What you should do: Identify the lines that contain the word "label", then copy them.

Stored records:
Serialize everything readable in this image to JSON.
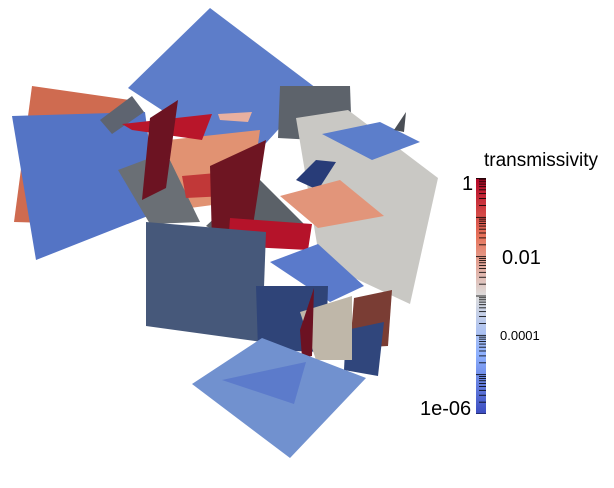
{
  "legend": {
    "title": "transmissivity",
    "ticks": [
      {
        "label": "1",
        "value": 1
      },
      {
        "label": "0.01",
        "value": 0.01
      },
      {
        "label": "0.0001",
        "value": 0.0001
      },
      {
        "label": "1e-06",
        "value": 1e-06
      }
    ],
    "scale": "log",
    "range": [
      1e-06,
      1
    ],
    "colormap": [
      "#3b4cc0",
      "#dddddd",
      "#b40426"
    ]
  },
  "colors": {
    "blue": "#5b79c6",
    "light_blue": "#7090cf",
    "dark_slate": "#46587a",
    "gray": "#5a6169",
    "light_gray": "#c9c8c4",
    "salmon": "#e08f70",
    "red": "#b51528",
    "dark_red": "#6b1220"
  }
}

The result:
        "label": "1",
        "label": "0.01",
        "label": "0.0001",
        "label": "1e-06",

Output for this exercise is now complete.